— BEGIN Exercise input —

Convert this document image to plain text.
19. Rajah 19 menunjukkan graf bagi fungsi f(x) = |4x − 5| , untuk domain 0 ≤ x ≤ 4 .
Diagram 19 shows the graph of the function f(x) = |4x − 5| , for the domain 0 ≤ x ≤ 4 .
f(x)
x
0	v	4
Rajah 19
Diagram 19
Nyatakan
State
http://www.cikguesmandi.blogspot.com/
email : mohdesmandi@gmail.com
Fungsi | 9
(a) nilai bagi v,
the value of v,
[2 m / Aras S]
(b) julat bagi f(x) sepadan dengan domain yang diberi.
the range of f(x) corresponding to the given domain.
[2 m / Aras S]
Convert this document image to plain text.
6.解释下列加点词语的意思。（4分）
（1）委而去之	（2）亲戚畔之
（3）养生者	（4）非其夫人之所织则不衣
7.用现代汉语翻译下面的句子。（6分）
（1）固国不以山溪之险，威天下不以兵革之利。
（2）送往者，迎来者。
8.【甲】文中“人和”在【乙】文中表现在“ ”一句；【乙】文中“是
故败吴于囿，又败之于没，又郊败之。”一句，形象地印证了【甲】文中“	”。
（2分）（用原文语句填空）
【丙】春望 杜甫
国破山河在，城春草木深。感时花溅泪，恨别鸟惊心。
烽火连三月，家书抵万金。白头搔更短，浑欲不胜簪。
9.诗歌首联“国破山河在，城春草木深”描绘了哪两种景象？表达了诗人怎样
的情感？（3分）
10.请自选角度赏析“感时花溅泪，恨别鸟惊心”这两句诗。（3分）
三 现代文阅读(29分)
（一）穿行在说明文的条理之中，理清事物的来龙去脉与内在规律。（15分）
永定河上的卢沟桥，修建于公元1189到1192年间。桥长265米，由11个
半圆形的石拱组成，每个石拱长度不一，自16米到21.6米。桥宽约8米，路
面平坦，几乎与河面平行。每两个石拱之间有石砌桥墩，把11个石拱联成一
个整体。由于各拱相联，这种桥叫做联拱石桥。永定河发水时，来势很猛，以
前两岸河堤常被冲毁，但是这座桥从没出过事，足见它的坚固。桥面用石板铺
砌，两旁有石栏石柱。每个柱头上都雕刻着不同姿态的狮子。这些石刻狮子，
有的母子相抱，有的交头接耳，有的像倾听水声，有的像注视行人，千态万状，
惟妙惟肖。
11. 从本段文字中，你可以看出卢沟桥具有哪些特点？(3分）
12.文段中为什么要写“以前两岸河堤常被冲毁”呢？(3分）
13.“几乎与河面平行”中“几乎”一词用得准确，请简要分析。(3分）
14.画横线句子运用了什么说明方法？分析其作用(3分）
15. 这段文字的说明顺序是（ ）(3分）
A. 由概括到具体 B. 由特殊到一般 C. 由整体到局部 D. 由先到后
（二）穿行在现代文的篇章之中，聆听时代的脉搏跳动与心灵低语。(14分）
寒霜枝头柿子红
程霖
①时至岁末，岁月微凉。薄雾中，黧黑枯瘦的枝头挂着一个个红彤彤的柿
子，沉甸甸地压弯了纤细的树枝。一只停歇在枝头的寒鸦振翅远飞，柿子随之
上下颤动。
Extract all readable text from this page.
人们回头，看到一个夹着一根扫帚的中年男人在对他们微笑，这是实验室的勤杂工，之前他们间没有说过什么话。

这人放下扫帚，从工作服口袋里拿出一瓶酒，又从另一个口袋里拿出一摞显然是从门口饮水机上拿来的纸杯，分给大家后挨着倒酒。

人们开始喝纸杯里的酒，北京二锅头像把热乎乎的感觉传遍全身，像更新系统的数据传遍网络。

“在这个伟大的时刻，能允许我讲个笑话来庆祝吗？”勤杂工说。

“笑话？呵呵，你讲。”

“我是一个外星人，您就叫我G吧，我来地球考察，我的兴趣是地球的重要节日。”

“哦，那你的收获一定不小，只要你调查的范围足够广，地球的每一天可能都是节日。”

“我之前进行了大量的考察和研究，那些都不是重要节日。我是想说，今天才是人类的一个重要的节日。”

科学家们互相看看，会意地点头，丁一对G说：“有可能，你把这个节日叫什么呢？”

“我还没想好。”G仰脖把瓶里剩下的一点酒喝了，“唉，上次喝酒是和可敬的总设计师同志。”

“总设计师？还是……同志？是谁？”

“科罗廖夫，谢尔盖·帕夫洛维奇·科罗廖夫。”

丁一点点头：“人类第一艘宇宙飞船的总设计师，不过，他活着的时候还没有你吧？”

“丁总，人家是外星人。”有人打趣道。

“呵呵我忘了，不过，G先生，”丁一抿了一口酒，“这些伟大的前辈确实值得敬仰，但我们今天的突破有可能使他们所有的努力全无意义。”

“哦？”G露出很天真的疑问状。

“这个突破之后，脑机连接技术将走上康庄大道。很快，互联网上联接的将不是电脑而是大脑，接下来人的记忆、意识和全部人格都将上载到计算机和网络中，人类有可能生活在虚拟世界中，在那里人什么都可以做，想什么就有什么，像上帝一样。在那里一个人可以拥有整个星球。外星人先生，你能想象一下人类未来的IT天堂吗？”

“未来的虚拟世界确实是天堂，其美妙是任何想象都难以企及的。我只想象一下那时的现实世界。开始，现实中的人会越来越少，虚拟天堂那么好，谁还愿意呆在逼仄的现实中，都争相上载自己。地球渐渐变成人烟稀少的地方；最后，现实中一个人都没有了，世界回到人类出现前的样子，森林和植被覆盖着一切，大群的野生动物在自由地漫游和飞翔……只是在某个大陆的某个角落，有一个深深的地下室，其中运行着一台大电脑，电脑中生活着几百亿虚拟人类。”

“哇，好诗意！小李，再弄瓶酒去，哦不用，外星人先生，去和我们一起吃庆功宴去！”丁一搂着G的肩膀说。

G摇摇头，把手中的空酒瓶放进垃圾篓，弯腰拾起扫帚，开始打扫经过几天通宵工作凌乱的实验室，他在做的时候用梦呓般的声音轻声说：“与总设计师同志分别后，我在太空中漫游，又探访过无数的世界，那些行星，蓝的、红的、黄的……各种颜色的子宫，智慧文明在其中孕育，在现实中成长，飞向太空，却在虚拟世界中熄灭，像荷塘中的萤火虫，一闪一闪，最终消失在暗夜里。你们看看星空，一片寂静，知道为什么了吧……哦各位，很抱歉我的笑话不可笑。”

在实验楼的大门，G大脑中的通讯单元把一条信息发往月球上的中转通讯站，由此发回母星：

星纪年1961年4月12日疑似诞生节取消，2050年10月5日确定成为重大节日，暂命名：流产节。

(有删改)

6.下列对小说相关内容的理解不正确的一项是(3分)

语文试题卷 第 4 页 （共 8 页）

— END Exercise input —

* **Aim**: List every line above that holds the word "Diagram".

* **Result for this task**:
Diagram 19 shows the graph of the function f(x) = |4x − 5| , for the domain 0 ≤ x ≤ 4 .
Diagram 19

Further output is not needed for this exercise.